**Stated exercise**
Are you able to quote each entry exactly as written?

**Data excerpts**
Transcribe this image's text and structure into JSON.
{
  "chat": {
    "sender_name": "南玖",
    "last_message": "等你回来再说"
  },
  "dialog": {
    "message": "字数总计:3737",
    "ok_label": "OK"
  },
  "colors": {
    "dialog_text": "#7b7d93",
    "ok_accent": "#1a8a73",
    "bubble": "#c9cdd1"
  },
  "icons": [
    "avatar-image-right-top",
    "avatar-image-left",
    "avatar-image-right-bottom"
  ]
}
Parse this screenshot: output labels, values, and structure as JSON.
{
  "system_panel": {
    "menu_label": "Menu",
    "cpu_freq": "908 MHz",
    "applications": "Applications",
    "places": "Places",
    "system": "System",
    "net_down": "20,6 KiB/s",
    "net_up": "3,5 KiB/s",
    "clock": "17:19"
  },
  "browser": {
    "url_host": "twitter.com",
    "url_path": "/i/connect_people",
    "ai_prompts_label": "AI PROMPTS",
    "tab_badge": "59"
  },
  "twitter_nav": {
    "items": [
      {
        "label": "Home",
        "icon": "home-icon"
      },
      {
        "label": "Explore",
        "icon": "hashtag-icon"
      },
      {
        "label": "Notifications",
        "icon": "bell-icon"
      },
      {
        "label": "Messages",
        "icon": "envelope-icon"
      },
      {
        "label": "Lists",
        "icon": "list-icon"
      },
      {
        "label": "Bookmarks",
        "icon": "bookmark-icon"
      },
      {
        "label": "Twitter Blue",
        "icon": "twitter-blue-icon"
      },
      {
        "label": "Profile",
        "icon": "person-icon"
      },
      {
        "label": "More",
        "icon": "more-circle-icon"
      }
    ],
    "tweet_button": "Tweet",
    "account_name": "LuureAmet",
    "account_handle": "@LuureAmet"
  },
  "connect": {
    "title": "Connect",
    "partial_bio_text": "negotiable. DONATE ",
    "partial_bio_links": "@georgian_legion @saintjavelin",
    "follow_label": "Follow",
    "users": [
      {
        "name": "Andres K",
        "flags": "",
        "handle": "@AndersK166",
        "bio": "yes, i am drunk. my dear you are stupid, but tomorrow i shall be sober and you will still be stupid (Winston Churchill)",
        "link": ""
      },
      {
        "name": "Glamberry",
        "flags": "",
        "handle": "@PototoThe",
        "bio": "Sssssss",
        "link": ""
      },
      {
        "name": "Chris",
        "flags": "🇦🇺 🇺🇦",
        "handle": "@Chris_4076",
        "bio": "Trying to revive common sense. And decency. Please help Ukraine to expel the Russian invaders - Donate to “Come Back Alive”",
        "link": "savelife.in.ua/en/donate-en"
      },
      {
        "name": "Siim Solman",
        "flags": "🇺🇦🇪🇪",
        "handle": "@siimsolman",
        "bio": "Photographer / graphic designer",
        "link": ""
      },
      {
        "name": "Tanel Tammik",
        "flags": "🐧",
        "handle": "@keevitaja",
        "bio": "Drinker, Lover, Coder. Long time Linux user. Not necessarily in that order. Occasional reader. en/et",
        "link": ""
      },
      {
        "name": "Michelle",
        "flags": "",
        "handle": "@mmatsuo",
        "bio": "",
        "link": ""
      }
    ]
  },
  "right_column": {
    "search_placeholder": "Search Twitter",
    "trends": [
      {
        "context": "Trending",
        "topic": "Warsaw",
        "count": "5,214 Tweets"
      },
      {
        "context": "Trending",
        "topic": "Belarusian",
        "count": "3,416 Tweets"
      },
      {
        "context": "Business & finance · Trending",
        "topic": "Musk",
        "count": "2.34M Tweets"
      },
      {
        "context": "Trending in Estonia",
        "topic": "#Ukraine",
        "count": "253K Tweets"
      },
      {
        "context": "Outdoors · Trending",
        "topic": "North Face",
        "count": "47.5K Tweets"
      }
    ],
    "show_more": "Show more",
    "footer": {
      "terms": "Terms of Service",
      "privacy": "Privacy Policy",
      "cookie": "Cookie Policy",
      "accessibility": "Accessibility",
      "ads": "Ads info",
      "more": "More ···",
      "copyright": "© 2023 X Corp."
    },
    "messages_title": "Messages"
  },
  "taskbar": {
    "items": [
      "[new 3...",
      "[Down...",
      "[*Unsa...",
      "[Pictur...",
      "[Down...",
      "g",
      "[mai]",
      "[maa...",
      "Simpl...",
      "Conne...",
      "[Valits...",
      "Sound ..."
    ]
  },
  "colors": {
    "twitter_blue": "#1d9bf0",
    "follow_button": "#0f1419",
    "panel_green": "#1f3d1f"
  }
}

**Answer to this exercise**
Transcribe this image's text and structure into JSON.
{
  "chat": {
    "sender_name": "南玖",
    "last_message": "等你回来再说"
  },
  "dialog": {
    "message": "字数总计:3737",
    "ok_label": "OK"
  },
  "colors": {
    "dialog_text": "#7b7d93",
    "ok_accent": "#1a8a73",
    "bubble": "#c9cdd1"
  },
  "icons": [
    "avatar-image-right-top",
    "avatar-image-left",
    "avatar-image-right-bottom"
  ]
}
Parse this screenshot: output labels, values, and structure as JSON.
{
  "system_panel": {
    "menu_label": "Menu",
    "cpu_freq": "908 MHz",
    "applications": "Applications",
    "places": "Places",
    "system": "System",
    "net_down": "20,6 KiB/s",
    "net_up": "3,5 KiB/s",
    "clock": "17:19"
  },
  "browser": {
    "url_host": "twitter.com",
    "url_path": "/i/connect_people",
    "ai_prompts_label": "AI PROMPTS",
    "tab_badge": "59"
  },
  "twitter_nav": {
    "items": [
      {
        "label": "Home",
        "icon": "home-icon"
      },
      {
        "label": "Explore",
        "icon": "hashtag-icon"
      },
      {
        "label": "Notifications",
        "icon": "bell-icon"
      },
      {
        "label": "Messages",
        "icon": "envelope-icon"
      },
      {
        "label": "Lists",
        "icon": "list-icon"
      },
      {
        "label": "Bookmarks",
        "icon": "bookmark-icon"
      },
      {
        "label": "Twitter Blue",
        "icon": "twitter-blue-icon"
      },
      {
        "label": "Profile",
        "icon": "person-icon"
      },
      {
        "label": "More",
        "icon": "more-circle-icon"
      }
    ],
    "tweet_button": "Tweet",
    "account_name": "LuureAmet",
    "account_handle": "@LuureAmet"
  },
  "connect": {
    "title": "Connect",
    "partial_bio_text": "negotiable. DONATE ",
    "partial_bio_links": "@georgian_legion @saintjavelin",
    "follow_label": "Follow",
    "users": [
      {
        "name": "Andres K",
        "flags": "",
        "handle": "@AndersK166",
        "bio": "yes, i am drunk. my dear you are stupid, but tomorrow i shall be sober and you will still be stupid (Winston Churchill)",
        "link": ""
      },
      {
        "name": "Glamberry",
        "flags": "",
        "handle": "@PototoThe",
        "bio": "Sssssss",
        "link": ""
      },
      {
        "name": "Chris",
        "flags": "🇦🇺 🇺🇦",
        "handle": "@Chris_4076",
        "bio": "Trying to revive common sense. And decency. Please help Ukraine to expel the Russian invaders - Donate to “Come Back Alive”",
        "link": "savelife.in.ua/en/donate-en"
      },
      {
        "name": "Siim Solman",
        "flags": "🇺🇦🇪🇪",
        "handle": "@siimsolman",
        "bio": "Photographer / graphic designer",
        "link": ""
      },
      {
        "name": "Tanel Tammik",
        "flags": "🐧",
        "handle": "@keevitaja",
        "bio": "Drinker, Lover, Coder. Long time Linux user. Not necessarily in that order. Occasional reader. en/et",
        "link": ""
      },
      {
        "name": "Michelle",
        "flags": "",
        "handle": "@mmatsuo",
        "bio": "",
        "link": ""
      }
    ]
  },
  "right_column": {
    "search_placeholder": "Search Twitter",
    "trends": [
      {
        "context": "Trending",
        "topic": "Warsaw",
        "count": "5,214 Tweets"
      },
      {
        "context": "Trending",
        "topic": "Belarusian",
        "count": "3,416 Tweets"
      },
      {
        "context": "Business & finance · Trending",
        "topic": "Musk",
        "count": "2.34M Tweets"
      },
      {
        "context": "Trending in Estonia",
        "topic": "#Ukraine",
        "count": "253K Tweets"
      },
      {
        "context": "Outdoors · Trending",
        "topic": "North Face",
        "count": "47.5K Tweets"
      }
    ],
    "show_more": "Show more",
    "footer": {
      "terms": "Terms of Service",
      "privacy": "Privacy Policy",
      "cookie": "Cookie Policy",
      "accessibility": "Accessibility",
      "ads": "Ads info",
      "more": "More ···",
      "copyright": "© 2023 X Corp."
    },
    "messages_title": "Messages"
  },
  "taskbar": {
    "items": [
      "[new 3...",
      "[Down...",
      "[*Unsa...",
      "[Pictur...",
      "[Down...",
      "g",
      "[mai]",
      "[maa...",
      "Simpl...",
      "Conne...",
      "[Valits...",
      "Sound ..."
    ]
  },
  "colors": {
    "twitter_blue": "#1d9bf0",
    "follow_button": "#0f1419",
    "panel_green": "#1f3d1f"
  }
}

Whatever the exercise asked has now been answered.